═════ STORED DATA ═════

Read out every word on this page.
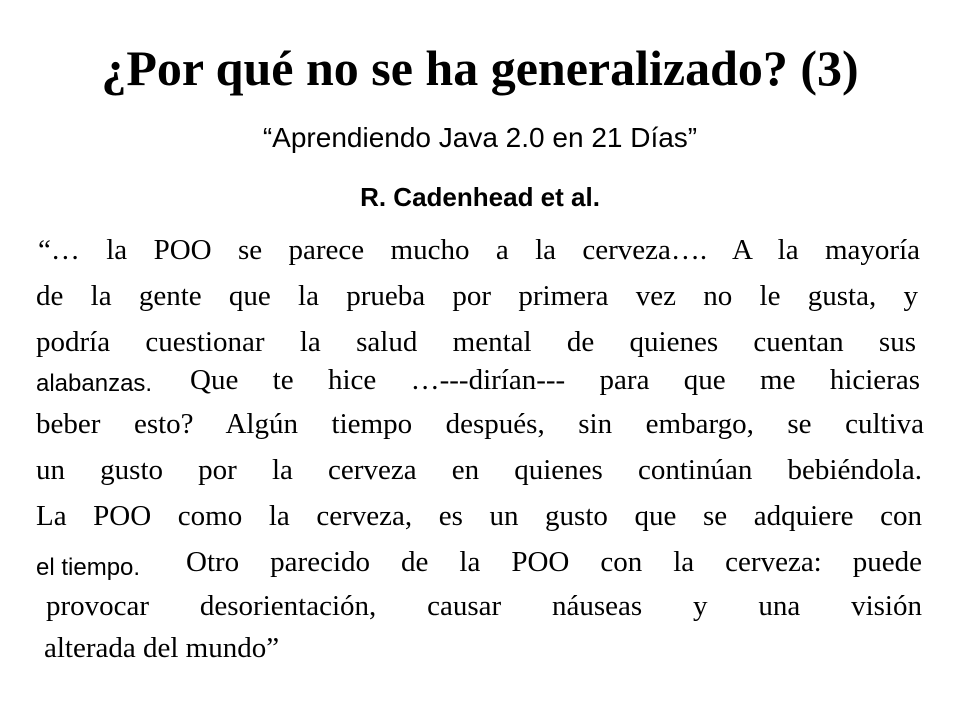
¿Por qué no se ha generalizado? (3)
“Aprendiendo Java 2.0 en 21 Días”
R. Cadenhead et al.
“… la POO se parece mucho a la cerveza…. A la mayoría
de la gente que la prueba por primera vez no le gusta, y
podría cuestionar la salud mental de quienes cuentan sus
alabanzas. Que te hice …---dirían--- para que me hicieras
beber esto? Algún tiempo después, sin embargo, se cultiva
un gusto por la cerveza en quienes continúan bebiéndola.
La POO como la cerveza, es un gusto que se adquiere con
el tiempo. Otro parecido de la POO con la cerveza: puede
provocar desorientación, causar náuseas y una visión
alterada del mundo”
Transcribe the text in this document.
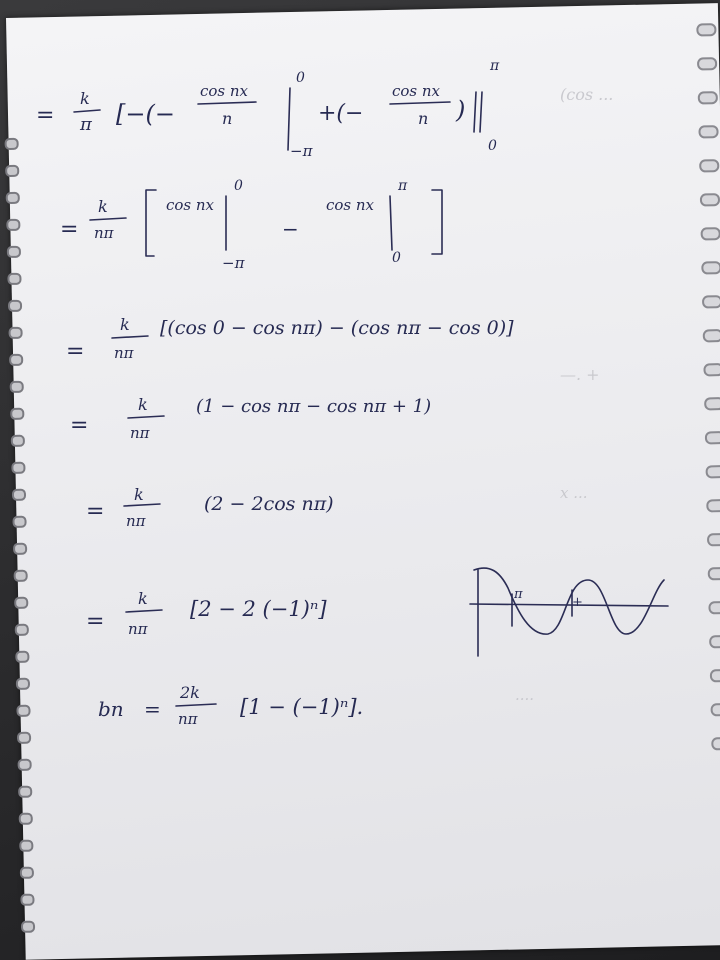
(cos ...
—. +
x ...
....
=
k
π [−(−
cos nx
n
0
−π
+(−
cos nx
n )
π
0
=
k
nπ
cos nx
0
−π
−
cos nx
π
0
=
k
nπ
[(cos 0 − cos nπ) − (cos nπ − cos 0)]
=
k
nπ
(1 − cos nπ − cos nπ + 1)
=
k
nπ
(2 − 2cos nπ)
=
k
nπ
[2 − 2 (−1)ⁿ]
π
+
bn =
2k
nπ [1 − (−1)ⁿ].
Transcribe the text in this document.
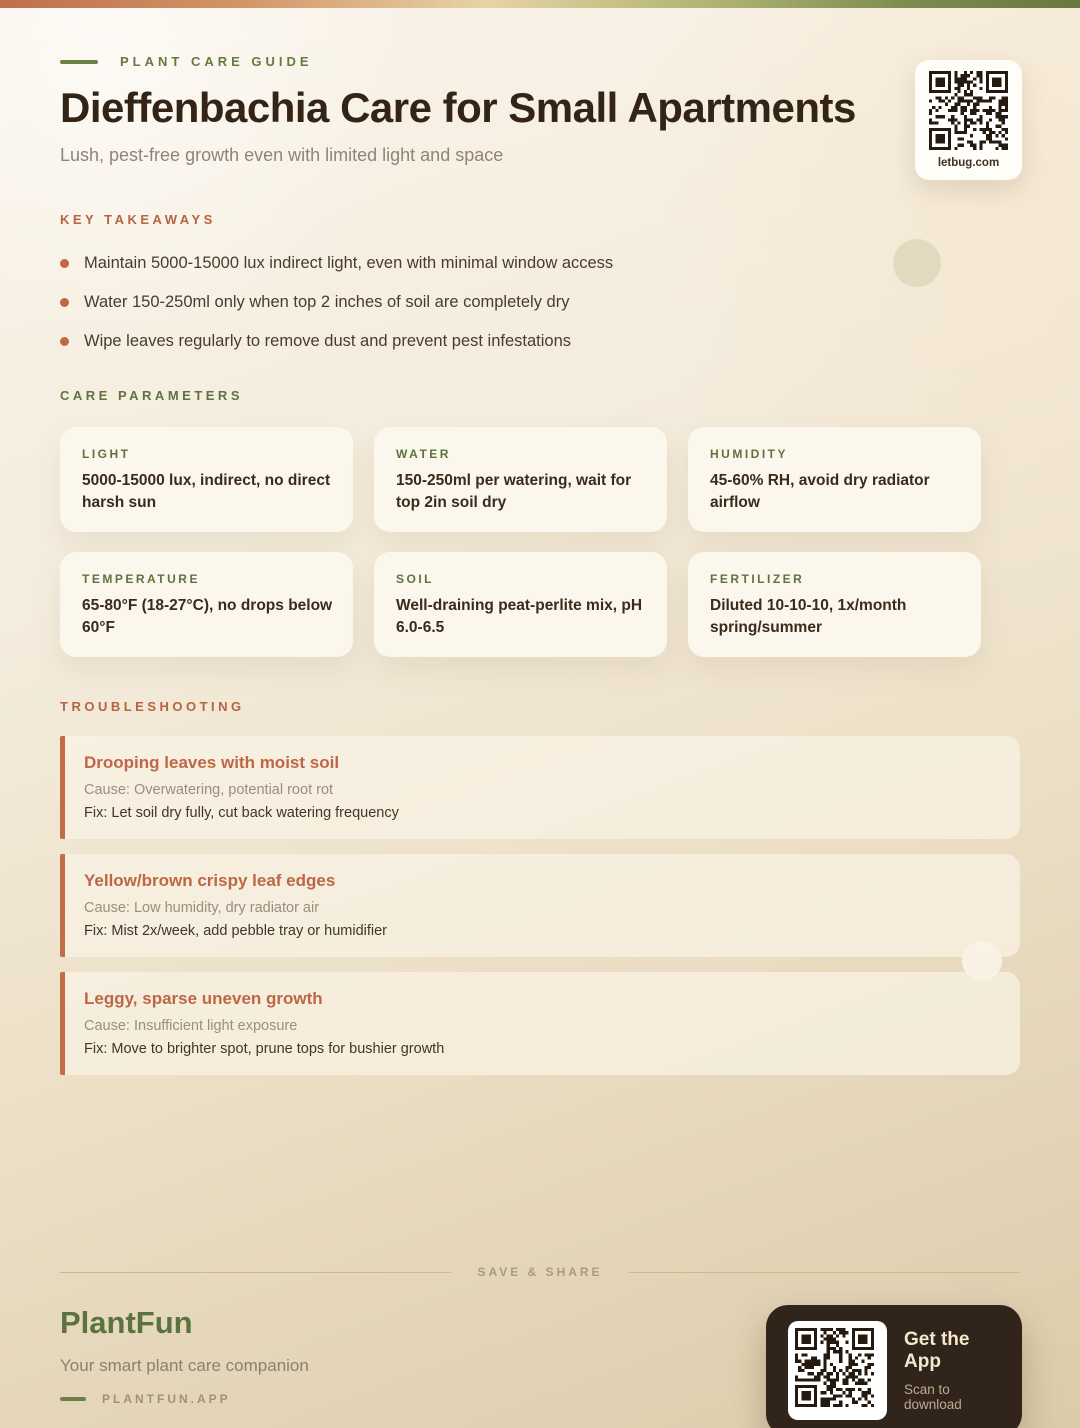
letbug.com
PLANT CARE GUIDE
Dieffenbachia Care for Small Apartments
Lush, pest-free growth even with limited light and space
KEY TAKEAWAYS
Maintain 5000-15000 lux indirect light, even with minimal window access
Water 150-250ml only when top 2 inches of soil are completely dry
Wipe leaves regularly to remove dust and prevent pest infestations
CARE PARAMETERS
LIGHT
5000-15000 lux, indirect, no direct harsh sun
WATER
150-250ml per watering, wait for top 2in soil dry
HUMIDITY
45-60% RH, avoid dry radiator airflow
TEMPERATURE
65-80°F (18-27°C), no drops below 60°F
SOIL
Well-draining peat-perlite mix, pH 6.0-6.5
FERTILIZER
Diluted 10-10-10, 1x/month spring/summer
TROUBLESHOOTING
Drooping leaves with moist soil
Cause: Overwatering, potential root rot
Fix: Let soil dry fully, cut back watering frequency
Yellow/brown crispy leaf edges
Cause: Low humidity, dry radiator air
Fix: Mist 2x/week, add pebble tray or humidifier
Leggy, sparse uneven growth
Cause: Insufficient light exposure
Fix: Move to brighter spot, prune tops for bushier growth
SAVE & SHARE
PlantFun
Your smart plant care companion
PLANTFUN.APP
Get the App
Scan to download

═════

Go through the entries above and count the lines containing the word "leaves"; give only that count.

▸ WRITTEN ANSWER
2